### PROBLEM DESCRIPTION
Records follow. Select each line holding "plus".

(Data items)
---*---

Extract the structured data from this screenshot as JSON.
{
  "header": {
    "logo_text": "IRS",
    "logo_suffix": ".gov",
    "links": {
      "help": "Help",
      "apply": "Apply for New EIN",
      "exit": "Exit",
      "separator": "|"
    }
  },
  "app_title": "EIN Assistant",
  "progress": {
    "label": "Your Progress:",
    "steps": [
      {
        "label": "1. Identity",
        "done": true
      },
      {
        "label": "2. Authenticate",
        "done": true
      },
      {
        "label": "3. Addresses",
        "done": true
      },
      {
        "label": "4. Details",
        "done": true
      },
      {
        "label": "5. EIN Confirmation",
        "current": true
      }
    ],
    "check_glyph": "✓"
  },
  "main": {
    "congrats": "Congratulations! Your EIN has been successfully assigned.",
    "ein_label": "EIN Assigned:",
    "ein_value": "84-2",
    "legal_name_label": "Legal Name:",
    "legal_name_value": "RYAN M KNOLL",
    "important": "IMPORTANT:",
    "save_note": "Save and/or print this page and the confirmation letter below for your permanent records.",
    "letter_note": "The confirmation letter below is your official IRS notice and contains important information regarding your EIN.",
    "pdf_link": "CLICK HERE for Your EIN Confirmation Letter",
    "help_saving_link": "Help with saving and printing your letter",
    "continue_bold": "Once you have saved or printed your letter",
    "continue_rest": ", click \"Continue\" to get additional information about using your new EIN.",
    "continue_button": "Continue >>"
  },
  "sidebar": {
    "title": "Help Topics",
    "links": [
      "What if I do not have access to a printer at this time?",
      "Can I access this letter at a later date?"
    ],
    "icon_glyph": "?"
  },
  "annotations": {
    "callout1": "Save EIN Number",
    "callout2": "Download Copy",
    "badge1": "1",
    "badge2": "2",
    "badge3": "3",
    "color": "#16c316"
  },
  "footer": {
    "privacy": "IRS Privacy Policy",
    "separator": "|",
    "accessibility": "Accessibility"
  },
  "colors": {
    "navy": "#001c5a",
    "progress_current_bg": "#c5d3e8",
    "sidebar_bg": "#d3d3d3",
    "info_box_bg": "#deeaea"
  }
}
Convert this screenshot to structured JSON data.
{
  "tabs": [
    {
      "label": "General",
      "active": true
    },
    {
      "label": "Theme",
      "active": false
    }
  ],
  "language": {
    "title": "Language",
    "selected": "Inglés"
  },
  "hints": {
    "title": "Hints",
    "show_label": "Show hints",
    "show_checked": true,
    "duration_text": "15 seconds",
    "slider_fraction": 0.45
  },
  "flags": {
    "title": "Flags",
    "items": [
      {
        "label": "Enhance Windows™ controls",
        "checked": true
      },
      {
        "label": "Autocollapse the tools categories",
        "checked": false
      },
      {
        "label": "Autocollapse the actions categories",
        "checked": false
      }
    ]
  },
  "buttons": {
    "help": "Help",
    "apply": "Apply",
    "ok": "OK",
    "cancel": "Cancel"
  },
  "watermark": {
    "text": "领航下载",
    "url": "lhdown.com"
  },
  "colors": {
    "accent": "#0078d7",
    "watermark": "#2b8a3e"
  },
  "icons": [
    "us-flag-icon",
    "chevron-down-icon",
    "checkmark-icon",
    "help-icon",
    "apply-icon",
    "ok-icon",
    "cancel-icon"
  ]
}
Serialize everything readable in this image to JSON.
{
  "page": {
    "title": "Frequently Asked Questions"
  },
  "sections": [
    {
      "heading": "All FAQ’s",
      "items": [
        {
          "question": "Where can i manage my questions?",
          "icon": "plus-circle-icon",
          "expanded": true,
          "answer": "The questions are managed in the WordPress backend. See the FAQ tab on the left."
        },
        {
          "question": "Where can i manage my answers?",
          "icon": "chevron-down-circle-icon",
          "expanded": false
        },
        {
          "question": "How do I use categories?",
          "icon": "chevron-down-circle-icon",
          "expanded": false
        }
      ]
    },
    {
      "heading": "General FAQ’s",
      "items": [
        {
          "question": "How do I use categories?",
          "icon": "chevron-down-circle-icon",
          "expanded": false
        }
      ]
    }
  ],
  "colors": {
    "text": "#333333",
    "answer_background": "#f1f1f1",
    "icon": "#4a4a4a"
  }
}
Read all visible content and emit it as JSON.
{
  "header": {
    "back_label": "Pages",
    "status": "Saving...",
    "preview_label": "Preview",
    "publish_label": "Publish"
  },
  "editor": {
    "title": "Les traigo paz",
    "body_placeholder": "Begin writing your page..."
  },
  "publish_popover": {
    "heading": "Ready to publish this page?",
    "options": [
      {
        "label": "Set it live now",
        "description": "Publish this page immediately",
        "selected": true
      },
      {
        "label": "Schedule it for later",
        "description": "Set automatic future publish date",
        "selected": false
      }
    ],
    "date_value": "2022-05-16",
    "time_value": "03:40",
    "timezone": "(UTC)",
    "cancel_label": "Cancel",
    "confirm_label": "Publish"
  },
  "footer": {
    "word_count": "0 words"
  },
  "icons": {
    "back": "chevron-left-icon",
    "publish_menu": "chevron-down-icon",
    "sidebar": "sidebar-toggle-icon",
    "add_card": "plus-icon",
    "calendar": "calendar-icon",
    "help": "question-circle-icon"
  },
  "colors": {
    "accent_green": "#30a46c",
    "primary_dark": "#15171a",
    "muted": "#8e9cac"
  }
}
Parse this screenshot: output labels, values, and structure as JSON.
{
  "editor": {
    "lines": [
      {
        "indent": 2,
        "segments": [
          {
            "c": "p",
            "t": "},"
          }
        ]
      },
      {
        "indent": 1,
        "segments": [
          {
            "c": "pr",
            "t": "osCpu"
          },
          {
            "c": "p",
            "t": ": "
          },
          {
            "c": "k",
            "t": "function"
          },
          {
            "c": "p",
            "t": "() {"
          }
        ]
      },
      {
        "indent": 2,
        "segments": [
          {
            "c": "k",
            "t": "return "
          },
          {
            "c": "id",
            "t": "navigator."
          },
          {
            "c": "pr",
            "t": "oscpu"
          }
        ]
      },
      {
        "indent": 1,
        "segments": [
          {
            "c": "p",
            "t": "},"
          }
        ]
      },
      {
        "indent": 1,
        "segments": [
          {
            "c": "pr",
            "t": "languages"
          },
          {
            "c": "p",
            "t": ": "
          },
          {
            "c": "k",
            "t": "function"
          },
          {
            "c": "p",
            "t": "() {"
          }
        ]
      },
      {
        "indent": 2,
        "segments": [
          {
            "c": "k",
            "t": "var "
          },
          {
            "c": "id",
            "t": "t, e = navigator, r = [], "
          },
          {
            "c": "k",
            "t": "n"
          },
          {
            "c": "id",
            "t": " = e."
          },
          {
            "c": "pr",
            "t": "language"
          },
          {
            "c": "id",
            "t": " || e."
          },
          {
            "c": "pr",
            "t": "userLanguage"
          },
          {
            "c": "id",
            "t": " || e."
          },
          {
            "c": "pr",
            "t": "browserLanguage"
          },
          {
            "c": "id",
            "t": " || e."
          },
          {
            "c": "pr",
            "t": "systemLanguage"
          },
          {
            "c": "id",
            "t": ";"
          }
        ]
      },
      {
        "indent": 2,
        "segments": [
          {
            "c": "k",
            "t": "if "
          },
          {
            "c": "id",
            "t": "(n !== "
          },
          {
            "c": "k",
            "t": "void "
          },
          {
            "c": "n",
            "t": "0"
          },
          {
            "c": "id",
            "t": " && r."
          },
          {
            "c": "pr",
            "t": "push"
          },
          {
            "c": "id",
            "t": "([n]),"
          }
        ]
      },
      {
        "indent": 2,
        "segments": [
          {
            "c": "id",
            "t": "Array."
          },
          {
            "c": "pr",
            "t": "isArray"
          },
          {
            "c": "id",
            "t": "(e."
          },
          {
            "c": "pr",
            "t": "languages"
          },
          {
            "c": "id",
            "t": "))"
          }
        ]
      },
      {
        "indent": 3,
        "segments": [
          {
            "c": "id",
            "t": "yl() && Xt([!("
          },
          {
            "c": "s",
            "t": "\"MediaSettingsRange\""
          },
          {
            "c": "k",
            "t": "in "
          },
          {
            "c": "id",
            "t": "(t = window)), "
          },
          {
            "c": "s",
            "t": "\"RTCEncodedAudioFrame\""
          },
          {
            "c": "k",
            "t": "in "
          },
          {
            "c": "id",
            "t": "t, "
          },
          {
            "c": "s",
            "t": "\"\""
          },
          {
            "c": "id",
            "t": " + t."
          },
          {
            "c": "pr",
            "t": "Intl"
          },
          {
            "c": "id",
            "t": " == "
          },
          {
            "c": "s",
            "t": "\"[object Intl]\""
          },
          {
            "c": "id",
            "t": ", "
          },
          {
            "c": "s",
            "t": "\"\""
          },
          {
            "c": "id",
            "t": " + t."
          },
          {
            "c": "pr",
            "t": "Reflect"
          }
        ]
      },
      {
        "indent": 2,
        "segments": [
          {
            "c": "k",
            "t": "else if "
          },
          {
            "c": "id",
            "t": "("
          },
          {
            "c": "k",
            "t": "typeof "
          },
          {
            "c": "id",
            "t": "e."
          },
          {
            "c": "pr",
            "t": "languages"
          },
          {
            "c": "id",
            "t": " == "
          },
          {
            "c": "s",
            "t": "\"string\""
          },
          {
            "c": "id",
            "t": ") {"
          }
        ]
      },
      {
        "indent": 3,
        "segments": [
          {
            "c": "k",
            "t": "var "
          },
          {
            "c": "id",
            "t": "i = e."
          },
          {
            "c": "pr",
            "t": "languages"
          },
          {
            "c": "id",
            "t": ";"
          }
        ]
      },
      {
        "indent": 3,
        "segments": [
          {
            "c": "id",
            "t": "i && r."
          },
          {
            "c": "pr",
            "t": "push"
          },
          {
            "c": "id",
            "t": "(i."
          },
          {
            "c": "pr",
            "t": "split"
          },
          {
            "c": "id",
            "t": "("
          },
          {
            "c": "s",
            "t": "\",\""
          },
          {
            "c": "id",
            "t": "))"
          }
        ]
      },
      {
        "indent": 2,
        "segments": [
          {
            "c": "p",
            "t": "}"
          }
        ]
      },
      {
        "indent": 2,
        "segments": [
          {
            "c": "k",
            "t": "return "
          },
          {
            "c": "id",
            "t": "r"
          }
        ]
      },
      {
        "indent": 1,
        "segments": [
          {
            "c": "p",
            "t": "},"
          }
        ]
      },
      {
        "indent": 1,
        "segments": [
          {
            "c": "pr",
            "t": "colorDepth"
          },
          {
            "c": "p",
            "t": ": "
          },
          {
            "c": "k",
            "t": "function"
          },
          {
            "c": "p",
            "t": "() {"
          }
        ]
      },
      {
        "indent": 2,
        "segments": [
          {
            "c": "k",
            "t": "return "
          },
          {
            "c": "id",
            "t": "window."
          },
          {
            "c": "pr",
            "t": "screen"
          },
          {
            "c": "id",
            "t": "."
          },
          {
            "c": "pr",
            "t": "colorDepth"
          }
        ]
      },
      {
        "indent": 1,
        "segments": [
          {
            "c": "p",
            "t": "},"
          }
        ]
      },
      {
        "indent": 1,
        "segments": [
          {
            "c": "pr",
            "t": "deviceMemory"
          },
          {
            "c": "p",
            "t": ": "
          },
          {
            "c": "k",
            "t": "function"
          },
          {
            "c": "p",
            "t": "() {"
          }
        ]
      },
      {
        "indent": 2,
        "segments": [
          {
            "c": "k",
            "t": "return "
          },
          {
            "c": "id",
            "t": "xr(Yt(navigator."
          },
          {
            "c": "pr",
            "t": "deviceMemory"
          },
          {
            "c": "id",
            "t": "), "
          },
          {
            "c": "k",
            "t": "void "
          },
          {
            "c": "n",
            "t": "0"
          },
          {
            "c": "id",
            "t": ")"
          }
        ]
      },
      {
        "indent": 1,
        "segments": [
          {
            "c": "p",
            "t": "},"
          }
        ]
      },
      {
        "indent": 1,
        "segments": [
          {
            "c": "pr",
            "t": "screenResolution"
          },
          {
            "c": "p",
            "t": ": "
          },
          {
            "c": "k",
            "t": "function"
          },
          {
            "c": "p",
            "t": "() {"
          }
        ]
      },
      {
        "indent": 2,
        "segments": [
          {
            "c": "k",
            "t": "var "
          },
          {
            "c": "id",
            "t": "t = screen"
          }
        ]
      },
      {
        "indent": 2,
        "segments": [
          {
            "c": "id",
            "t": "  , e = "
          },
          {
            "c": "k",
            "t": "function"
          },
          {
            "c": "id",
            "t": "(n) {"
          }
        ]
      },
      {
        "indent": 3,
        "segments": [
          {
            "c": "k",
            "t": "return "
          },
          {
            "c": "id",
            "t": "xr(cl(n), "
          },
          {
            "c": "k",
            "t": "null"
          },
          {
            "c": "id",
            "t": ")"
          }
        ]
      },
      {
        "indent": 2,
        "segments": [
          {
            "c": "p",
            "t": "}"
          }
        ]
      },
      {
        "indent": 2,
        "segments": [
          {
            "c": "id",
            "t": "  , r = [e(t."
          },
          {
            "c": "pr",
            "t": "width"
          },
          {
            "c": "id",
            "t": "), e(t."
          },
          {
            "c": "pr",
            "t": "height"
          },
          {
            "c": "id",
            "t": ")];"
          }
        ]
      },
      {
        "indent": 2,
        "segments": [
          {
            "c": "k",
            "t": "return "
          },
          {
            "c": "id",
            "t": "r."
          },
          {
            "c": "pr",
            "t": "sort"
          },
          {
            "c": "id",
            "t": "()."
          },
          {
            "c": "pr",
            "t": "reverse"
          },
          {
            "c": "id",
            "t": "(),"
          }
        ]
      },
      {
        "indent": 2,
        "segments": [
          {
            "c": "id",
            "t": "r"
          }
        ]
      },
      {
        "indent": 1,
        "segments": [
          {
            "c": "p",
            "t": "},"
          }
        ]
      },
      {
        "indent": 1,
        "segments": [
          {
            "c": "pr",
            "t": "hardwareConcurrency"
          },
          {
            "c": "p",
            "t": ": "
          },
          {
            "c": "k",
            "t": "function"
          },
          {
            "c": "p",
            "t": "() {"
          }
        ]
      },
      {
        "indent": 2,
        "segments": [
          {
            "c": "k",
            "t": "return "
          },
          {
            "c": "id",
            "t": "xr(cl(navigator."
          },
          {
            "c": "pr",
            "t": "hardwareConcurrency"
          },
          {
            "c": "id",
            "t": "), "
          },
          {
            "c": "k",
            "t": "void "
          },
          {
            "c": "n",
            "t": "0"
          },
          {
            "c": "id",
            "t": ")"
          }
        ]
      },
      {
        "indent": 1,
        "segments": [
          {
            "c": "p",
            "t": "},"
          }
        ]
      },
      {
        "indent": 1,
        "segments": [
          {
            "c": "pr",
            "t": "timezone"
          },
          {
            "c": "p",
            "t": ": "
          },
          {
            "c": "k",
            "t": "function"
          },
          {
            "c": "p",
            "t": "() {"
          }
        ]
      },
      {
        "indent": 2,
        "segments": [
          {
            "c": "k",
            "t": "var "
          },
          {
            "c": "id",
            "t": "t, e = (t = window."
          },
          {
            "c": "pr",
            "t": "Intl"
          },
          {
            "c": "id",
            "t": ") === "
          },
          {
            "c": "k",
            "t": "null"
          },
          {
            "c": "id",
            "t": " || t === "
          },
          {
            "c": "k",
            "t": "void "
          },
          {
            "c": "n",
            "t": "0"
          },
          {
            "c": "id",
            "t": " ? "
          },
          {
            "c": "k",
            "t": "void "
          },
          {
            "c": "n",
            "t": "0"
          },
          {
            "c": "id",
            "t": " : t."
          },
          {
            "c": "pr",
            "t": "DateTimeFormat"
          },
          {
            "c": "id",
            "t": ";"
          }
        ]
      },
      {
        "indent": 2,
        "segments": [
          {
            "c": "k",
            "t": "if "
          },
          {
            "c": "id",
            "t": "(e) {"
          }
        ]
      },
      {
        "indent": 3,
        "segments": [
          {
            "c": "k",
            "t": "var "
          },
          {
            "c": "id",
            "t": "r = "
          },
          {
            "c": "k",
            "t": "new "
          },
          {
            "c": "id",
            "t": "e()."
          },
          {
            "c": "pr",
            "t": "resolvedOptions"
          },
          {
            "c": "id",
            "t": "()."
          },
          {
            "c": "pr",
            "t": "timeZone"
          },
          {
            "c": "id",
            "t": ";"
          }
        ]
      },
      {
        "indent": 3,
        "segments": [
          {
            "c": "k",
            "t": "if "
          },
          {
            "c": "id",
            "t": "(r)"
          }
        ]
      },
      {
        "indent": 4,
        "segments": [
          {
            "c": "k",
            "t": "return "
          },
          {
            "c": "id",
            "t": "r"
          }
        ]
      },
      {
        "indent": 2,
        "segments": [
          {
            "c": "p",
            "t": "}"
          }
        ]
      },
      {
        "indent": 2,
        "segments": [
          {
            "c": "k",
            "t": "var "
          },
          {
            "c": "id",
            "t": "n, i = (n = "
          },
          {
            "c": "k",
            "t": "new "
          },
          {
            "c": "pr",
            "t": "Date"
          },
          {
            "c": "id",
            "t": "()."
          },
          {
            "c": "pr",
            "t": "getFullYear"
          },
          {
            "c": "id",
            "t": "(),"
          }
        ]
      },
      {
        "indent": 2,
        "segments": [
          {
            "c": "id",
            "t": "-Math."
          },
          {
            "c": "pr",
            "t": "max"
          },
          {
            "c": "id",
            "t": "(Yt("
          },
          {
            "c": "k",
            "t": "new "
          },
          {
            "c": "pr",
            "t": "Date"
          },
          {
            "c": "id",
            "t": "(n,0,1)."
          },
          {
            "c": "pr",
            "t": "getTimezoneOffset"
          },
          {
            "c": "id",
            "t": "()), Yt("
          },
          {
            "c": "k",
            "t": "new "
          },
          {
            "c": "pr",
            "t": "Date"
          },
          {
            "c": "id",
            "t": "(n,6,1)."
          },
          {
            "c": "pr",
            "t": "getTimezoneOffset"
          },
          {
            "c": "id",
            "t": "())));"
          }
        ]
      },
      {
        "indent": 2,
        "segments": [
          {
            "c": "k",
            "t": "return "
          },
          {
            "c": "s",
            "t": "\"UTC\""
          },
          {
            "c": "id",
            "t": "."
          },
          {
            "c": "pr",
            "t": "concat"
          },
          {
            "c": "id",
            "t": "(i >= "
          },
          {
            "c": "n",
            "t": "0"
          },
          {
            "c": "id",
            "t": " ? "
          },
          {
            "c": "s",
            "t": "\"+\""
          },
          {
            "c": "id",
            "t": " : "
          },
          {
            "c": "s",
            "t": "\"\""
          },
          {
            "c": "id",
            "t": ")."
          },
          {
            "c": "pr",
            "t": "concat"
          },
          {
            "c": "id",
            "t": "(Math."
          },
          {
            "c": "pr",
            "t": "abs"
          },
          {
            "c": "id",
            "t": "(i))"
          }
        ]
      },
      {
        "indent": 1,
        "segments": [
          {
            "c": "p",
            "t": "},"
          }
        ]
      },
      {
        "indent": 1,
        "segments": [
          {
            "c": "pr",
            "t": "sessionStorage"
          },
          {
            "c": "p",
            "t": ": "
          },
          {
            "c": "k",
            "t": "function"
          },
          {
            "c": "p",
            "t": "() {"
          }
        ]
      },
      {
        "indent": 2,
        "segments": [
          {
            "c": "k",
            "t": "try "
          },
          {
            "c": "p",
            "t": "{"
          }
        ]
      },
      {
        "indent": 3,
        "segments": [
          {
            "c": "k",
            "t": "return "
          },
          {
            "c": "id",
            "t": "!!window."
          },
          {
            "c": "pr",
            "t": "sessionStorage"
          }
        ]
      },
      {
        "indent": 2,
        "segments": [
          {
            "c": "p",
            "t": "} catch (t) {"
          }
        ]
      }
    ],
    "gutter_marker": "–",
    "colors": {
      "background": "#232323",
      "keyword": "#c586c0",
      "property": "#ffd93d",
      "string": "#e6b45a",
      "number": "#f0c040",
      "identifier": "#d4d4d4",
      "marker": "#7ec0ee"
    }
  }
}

---*---

### OUTPUT
          "icon": "plus-circle-icon",
    "add_card": "plus-icon",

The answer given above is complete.